§ **Given problem**
Report how many lines below contain the word "versehen", and give only that number.
==== Materials provided ====
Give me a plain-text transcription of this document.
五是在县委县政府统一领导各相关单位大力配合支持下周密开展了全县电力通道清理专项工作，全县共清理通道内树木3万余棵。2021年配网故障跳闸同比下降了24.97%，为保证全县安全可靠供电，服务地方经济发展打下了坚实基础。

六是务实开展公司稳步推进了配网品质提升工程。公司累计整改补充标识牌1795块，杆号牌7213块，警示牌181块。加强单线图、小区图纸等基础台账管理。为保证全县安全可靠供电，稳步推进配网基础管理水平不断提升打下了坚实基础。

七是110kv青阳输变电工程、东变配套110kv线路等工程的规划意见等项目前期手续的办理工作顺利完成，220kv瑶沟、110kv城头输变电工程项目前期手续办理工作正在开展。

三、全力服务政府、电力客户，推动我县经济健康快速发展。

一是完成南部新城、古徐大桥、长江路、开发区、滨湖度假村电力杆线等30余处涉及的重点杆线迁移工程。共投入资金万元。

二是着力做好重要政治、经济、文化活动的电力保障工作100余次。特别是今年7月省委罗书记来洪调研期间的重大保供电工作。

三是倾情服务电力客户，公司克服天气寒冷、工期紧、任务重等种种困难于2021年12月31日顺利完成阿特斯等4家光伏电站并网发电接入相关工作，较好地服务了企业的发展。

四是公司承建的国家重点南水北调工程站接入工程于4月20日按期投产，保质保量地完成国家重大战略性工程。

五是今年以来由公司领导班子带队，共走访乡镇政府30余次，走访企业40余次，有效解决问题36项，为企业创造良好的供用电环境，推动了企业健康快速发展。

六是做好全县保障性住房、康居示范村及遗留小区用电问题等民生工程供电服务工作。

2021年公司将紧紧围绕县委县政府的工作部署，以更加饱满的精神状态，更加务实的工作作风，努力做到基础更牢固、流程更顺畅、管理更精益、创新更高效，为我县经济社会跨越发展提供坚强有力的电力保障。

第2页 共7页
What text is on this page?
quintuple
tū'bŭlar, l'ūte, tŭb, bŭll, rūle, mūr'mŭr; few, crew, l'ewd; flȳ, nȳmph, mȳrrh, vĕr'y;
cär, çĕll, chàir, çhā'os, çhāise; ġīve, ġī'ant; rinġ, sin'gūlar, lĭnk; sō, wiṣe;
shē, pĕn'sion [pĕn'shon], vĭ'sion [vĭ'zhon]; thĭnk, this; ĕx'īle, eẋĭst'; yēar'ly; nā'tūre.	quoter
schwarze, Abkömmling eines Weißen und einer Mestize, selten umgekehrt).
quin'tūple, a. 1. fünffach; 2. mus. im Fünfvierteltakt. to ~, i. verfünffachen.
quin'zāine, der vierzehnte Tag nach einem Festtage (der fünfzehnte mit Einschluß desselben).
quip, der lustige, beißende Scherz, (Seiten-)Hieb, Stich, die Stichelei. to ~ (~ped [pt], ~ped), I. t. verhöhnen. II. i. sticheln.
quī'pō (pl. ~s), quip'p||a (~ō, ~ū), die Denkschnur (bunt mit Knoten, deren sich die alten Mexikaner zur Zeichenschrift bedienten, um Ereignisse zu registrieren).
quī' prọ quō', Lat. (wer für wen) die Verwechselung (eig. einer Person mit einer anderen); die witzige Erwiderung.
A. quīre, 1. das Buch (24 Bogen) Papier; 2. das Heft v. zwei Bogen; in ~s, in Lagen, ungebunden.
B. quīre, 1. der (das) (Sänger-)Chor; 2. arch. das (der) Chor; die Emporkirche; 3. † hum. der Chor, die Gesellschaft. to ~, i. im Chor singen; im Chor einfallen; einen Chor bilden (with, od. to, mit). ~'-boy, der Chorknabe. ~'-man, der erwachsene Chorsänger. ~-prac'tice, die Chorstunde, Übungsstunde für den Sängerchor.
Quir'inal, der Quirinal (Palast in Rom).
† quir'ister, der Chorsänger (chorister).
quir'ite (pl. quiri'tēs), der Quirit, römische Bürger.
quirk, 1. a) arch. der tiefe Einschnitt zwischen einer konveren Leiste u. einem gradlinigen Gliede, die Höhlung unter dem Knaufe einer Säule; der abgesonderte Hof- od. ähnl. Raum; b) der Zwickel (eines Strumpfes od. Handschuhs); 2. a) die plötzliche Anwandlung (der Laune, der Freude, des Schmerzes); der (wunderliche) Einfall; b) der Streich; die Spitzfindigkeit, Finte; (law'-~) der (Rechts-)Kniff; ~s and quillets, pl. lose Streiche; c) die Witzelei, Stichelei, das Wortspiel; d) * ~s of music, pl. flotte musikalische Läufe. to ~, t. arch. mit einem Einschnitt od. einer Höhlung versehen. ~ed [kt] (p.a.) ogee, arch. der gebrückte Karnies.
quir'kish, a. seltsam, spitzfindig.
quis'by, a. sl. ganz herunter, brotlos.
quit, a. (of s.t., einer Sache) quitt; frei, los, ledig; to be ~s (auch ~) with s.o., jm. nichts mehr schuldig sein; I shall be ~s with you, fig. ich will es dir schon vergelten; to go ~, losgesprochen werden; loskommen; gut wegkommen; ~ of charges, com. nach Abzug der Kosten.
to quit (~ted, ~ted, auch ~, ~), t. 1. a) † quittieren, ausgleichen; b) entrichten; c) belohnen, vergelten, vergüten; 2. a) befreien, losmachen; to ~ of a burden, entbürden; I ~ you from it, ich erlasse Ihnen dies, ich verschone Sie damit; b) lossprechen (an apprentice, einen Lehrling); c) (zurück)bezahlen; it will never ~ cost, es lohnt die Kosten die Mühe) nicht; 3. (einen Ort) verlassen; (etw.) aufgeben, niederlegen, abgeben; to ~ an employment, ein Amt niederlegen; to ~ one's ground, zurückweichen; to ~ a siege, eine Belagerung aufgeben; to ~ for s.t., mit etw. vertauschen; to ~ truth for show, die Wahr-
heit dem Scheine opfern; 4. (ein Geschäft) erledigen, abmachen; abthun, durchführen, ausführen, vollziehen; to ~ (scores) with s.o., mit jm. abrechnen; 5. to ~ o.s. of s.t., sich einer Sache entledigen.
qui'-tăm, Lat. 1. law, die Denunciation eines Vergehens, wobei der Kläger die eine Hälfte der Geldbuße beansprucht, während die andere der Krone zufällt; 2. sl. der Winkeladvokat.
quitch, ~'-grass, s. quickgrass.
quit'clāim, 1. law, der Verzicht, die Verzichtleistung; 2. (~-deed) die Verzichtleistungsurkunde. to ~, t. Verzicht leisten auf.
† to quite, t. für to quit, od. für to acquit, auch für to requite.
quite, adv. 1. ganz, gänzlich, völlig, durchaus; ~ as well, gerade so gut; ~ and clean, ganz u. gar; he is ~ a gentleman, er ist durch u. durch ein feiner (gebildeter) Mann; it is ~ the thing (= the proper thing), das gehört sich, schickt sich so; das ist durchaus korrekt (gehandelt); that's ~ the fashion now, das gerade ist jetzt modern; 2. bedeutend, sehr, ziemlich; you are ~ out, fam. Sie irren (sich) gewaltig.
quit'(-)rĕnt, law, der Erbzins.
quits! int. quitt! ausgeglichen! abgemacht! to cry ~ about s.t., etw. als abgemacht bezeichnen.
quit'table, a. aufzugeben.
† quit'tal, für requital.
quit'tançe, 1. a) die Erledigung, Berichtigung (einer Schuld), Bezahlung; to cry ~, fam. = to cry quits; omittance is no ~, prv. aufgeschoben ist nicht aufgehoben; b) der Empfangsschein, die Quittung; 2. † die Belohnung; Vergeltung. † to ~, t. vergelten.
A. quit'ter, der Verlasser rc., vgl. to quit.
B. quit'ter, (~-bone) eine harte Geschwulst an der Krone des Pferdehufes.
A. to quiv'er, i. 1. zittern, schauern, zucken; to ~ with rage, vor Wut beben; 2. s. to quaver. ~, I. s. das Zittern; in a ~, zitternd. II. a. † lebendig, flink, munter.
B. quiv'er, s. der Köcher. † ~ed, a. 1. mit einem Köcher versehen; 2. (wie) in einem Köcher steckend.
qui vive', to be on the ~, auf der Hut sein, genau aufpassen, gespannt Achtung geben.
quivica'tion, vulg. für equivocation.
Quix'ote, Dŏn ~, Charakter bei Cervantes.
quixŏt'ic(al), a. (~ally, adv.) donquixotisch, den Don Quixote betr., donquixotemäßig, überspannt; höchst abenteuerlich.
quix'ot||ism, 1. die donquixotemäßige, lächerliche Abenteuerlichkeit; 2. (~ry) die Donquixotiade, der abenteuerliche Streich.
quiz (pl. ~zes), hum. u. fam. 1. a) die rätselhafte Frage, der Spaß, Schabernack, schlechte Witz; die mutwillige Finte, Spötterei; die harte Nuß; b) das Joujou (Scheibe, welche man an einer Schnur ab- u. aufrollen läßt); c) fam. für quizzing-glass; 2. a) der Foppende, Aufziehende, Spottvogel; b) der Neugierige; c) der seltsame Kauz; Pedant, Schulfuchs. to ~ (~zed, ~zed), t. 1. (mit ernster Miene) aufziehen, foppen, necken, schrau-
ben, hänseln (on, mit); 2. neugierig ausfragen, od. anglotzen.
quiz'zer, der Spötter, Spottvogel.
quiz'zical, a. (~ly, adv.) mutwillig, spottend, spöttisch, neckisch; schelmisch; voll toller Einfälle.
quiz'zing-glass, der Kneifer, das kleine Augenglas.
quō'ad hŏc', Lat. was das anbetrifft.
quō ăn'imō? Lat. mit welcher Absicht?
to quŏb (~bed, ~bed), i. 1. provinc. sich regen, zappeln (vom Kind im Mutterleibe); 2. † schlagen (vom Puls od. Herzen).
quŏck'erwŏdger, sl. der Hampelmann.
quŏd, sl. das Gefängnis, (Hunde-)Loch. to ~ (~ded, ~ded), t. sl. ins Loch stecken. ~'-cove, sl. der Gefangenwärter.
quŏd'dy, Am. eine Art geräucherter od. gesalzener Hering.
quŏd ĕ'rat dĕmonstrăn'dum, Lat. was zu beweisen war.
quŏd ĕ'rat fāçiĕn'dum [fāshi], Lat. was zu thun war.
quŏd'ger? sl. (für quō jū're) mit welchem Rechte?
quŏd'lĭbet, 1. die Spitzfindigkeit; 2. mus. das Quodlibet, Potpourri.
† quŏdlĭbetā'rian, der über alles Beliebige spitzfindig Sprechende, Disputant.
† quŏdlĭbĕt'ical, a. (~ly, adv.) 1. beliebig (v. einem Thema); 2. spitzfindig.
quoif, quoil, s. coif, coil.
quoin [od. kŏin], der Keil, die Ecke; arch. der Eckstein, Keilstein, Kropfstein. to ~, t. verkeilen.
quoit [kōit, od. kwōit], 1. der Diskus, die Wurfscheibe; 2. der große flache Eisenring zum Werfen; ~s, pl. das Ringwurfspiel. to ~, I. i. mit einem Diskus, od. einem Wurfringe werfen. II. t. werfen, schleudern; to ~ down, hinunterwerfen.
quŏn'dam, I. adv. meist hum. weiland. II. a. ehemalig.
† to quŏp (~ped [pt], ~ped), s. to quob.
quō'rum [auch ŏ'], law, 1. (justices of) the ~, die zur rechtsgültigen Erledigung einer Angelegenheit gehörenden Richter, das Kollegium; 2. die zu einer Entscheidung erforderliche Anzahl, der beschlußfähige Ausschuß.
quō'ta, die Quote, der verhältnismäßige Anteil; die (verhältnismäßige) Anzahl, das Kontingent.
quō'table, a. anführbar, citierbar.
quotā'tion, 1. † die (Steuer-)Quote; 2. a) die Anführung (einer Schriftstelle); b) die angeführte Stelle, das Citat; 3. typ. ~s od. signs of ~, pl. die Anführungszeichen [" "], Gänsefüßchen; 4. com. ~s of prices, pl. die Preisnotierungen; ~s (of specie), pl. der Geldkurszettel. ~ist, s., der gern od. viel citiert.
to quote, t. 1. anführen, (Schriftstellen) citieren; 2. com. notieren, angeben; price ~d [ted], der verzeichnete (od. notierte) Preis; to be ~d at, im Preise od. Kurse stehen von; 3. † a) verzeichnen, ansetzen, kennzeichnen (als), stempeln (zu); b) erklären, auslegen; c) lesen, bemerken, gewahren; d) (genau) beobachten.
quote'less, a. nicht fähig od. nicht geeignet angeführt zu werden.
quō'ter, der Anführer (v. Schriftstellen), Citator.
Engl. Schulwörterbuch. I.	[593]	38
====
§ **Finished task**
2